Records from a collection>
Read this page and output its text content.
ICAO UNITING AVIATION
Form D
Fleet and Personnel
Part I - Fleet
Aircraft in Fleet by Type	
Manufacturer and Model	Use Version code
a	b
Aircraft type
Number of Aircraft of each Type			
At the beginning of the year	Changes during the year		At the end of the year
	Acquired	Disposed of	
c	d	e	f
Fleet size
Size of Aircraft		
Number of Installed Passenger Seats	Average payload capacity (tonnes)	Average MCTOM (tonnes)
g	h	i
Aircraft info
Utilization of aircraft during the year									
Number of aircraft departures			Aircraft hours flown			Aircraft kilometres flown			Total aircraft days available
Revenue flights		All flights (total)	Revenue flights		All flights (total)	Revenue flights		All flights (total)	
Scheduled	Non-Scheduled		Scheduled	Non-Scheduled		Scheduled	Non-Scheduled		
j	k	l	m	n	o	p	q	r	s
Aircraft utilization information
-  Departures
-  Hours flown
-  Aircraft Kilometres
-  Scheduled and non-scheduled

Goal> Using the entries above, return each line that includes the word "during".

Task output>
At the beginning of the year	Changes during the year		At the end of the year
Utilization of aircraft during the year									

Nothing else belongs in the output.